Extracts from a graphics dataset:

● ● ● ● ●

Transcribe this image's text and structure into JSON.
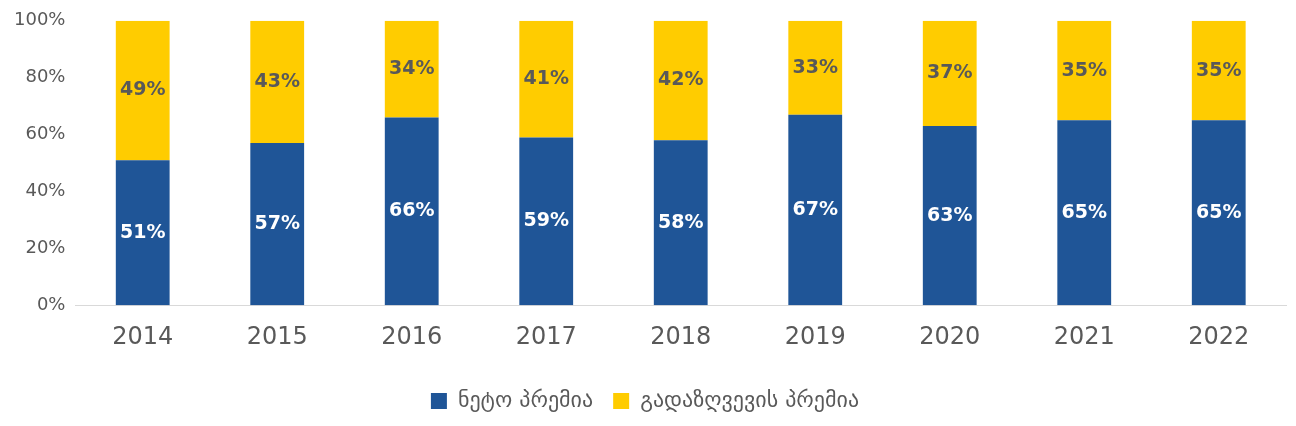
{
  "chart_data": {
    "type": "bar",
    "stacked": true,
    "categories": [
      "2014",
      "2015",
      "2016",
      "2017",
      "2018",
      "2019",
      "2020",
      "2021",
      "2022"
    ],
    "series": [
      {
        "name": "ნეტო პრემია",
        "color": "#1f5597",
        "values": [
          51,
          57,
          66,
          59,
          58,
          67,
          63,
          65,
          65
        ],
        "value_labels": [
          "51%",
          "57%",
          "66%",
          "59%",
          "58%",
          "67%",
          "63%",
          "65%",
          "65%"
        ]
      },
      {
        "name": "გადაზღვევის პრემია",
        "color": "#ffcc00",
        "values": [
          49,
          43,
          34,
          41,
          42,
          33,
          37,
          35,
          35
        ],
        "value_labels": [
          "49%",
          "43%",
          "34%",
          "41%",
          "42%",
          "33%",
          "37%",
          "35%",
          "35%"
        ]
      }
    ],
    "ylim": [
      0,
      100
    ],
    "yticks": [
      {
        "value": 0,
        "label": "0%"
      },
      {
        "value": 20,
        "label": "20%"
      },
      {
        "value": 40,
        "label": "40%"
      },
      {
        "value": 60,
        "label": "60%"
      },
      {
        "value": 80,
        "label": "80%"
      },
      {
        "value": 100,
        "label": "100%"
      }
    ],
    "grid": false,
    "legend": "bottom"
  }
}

● ● ● ● ●

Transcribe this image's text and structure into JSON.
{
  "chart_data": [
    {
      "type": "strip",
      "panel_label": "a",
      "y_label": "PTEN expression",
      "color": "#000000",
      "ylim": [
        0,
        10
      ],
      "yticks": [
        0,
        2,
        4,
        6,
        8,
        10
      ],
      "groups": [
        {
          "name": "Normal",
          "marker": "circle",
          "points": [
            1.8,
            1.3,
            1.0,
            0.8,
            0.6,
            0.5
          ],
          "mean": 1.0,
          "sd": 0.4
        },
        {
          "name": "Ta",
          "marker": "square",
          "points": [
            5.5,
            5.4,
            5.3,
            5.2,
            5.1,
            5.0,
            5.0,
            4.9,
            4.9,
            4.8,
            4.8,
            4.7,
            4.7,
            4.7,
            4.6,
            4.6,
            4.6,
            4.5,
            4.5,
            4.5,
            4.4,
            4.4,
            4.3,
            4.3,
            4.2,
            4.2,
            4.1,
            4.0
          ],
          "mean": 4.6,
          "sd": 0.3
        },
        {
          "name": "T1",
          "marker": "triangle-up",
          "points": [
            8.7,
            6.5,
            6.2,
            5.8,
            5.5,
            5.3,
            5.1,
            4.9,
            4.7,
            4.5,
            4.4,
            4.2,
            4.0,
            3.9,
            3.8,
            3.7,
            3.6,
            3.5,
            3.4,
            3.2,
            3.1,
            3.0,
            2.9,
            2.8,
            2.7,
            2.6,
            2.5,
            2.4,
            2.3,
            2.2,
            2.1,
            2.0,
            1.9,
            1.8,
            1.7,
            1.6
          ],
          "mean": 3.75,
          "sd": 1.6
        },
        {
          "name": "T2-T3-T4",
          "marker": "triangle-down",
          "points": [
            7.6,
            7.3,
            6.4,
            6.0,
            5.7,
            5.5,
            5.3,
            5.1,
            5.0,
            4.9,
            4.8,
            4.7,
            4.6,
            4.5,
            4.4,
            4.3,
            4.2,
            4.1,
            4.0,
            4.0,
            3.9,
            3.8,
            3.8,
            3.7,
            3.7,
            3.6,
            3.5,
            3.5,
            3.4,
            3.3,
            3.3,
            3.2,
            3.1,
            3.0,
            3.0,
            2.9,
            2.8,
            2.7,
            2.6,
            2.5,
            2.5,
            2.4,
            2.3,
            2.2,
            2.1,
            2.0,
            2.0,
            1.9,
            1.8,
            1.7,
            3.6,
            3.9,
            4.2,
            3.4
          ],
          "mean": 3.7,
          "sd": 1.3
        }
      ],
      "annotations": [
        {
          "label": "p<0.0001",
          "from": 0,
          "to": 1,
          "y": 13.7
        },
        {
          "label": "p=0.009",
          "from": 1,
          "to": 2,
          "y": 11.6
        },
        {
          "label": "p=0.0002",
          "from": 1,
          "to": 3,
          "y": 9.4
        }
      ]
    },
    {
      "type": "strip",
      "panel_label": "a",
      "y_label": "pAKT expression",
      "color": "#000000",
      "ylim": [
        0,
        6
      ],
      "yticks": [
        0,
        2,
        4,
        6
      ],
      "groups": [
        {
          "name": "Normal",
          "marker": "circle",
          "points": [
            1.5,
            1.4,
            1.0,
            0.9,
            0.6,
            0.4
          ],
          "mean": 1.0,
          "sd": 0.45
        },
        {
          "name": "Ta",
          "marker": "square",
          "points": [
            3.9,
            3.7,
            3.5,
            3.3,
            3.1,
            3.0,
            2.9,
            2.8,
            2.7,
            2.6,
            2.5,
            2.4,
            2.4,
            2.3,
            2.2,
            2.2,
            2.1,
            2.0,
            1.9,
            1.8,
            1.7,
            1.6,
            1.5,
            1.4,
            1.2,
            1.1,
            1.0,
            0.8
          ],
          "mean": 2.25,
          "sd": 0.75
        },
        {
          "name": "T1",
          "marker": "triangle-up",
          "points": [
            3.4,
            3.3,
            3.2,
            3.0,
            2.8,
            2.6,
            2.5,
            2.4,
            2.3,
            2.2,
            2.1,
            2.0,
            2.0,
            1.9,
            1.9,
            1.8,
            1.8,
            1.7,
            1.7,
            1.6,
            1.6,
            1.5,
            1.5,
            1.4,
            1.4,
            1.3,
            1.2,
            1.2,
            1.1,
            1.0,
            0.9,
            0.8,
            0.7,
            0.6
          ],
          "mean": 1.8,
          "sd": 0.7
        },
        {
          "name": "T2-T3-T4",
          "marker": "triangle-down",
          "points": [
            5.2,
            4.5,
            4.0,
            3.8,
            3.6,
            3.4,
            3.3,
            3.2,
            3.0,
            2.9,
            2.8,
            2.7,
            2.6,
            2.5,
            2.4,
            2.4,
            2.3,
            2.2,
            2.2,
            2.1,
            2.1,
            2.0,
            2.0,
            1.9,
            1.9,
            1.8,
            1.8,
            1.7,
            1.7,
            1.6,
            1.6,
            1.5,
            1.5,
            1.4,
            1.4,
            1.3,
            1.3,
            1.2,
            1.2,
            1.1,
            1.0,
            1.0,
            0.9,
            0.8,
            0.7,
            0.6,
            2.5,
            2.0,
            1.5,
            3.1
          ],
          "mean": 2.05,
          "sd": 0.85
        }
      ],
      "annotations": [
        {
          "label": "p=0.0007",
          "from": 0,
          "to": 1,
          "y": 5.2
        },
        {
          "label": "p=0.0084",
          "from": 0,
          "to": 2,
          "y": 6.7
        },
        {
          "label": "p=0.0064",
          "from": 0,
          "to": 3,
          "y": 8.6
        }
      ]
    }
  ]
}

● ● ● ● ●

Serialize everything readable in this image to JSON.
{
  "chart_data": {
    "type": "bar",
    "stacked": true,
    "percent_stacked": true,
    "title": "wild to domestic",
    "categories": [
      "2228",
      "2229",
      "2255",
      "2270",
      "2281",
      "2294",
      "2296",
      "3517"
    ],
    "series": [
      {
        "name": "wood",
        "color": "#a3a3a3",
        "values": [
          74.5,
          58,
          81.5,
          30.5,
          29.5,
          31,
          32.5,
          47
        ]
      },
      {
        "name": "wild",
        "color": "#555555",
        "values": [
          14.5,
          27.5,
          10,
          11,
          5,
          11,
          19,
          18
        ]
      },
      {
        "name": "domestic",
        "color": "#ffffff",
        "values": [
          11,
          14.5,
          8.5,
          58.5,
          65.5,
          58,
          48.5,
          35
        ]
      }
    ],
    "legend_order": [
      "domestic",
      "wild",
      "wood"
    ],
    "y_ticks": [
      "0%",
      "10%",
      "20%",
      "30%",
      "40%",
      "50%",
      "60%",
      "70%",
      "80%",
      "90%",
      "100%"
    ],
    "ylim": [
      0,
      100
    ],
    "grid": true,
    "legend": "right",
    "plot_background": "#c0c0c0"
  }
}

● ● ● ● ●

### Exercise:
Give the number of lines in the material above that have the word "wild" in them, and nothing more.

### Response to this exercise:
3